- **Exercise task**
Make an exact copy of the listing below.

- **Data lines**
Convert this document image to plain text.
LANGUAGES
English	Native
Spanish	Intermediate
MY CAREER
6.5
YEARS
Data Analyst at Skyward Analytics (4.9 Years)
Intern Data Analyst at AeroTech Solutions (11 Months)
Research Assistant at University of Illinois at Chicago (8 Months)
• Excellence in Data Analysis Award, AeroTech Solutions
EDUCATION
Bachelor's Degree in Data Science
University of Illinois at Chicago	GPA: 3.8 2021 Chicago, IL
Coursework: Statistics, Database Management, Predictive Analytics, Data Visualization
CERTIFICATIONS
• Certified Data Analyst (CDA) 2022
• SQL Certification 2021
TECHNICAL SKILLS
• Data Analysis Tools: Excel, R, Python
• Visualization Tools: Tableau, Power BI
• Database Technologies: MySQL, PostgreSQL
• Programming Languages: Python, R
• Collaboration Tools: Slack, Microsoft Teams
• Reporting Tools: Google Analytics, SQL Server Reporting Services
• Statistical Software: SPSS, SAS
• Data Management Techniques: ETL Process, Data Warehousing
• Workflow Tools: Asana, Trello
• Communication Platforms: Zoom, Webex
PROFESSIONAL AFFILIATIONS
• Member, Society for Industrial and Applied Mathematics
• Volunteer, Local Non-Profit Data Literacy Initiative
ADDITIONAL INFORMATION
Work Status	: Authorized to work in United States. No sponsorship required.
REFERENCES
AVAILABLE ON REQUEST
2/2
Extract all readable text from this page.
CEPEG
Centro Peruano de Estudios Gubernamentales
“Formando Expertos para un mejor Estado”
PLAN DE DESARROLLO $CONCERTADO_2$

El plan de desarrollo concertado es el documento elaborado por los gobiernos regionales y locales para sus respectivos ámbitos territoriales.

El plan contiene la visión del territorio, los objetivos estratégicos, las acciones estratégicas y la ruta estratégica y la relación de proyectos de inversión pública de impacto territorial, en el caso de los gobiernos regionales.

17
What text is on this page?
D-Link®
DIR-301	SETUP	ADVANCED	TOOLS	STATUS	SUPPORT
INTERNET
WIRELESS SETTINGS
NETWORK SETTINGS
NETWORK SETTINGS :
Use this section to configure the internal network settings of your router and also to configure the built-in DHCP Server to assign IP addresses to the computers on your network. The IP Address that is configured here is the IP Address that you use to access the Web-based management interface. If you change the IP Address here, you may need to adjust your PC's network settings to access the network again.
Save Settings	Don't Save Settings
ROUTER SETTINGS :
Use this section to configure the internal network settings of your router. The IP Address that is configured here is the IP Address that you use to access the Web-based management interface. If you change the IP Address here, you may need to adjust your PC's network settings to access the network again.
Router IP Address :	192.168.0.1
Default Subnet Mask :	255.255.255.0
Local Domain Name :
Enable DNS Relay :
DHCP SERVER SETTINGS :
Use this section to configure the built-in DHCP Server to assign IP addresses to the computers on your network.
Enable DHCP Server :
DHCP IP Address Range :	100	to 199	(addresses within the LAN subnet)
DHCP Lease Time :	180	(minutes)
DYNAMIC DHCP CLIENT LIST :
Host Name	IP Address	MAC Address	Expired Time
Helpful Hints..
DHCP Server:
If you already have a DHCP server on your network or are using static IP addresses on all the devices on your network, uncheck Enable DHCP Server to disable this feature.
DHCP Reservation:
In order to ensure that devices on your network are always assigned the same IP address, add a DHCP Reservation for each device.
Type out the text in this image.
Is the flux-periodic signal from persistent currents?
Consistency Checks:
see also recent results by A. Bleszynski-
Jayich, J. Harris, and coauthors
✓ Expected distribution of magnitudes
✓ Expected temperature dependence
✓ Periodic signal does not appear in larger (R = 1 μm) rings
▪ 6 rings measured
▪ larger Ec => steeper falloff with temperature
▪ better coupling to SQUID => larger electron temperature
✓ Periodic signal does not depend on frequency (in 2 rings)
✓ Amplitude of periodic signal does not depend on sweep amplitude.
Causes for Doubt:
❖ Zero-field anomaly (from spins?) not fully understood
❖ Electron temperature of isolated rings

- **Written answer**
Convert this document image to plain text.
LANGUAGES
English	Native
Spanish	Intermediate
MY CAREER
6.5
YEARS
Data Analyst at Skyward Analytics (4.9 Years)
Intern Data Analyst at AeroTech Solutions (11 Months)
Research Assistant at University of Illinois at Chicago (8 Months)
• Excellence in Data Analysis Award, AeroTech Solutions
EDUCATION
Bachelor's Degree in Data Science
University of Illinois at Chicago	GPA: 3.8 2021 Chicago, IL
Coursework: Statistics, Database Management, Predictive Analytics, Data Visualization
CERTIFICATIONS
• Certified Data Analyst (CDA) 2022
• SQL Certification 2021
TECHNICAL SKILLS
• Data Analysis Tools: Excel, R, Python
• Visualization Tools: Tableau, Power BI
• Database Technologies: MySQL, PostgreSQL
• Programming Languages: Python, R
• Collaboration Tools: Slack, Microsoft Teams
• Reporting Tools: Google Analytics, SQL Server Reporting Services
• Statistical Software: SPSS, SAS
• Data Management Techniques: ETL Process, Data Warehousing
• Workflow Tools: Asana, Trello
• Communication Platforms: Zoom, Webex
PROFESSIONAL AFFILIATIONS
• Member, Society for Industrial and Applied Mathematics
• Volunteer, Local Non-Profit Data Literacy Initiative
ADDITIONAL INFORMATION
Work Status	: Authorized to work in United States. No sponsorship required.
REFERENCES
AVAILABLE ON REQUEST
2/2
Extract all readable text from this page.
CEPEG
Centro Peruano de Estudios Gubernamentales
“Formando Expertos para un mejor Estado”
PLAN DE DESARROLLO $CONCERTADO_2$

El plan de desarrollo concertado es el documento elaborado por los gobiernos regionales y locales para sus respectivos ámbitos territoriales.

El plan contiene la visión del territorio, los objetivos estratégicos, las acciones estratégicas y la ruta estratégica y la relación de proyectos de inversión pública de impacto territorial, en el caso de los gobiernos regionales.

17
What text is on this page?
D-Link®
DIR-301	SETUP	ADVANCED	TOOLS	STATUS	SUPPORT
INTERNET
WIRELESS SETTINGS
NETWORK SETTINGS
NETWORK SETTINGS :
Use this section to configure the internal network settings of your router and also to configure the built-in DHCP Server to assign IP addresses to the computers on your network. The IP Address that is configured here is the IP Address that you use to access the Web-based management interface. If you change the IP Address here, you may need to adjust your PC's network settings to access the network again.
Save Settings	Don't Save Settings
ROUTER SETTINGS :
Use this section to configure the internal network settings of your router. The IP Address that is configured here is the IP Address that you use to access the Web-based management interface. If you change the IP Address here, you may need to adjust your PC's network settings to access the network again.
Router IP Address :	192.168.0.1
Default Subnet Mask :	255.255.255.0
Local Domain Name :
Enable DNS Relay :
DHCP SERVER SETTINGS :
Use this section to configure the built-in DHCP Server to assign IP addresses to the computers on your network.
Enable DHCP Server :
DHCP IP Address Range :	100	to 199	(addresses within the LAN subnet)
DHCP Lease Time :	180	(minutes)
DYNAMIC DHCP CLIENT LIST :
Host Name	IP Address	MAC Address	Expired Time
Helpful Hints..
DHCP Server:
If you already have a DHCP server on your network or are using static IP addresses on all the devices on your network, uncheck Enable DHCP Server to disable this feature.
DHCP Reservation:
In order to ensure that devices on your network are always assigned the same IP address, add a DHCP Reservation for each device.
Type out the text in this image.
Is the flux-periodic signal from persistent currents?
Consistency Checks:
see also recent results by A. Bleszynski-
Jayich, J. Harris, and coauthors
✓ Expected distribution of magnitudes
✓ Expected temperature dependence
✓ Periodic signal does not appear in larger (R = 1 μm) rings
▪ 6 rings measured
▪ larger Ec => steeper falloff with temperature
▪ better coupling to SQUID => larger electron temperature
✓ Periodic signal does not depend on frequency (in 2 rings)
✓ Amplitude of periodic signal does not depend on sweep amplitude.
Causes for Doubt:
❖ Zero-field anomaly (from spins?) not fully understood
❖ Electron temperature of isolated rings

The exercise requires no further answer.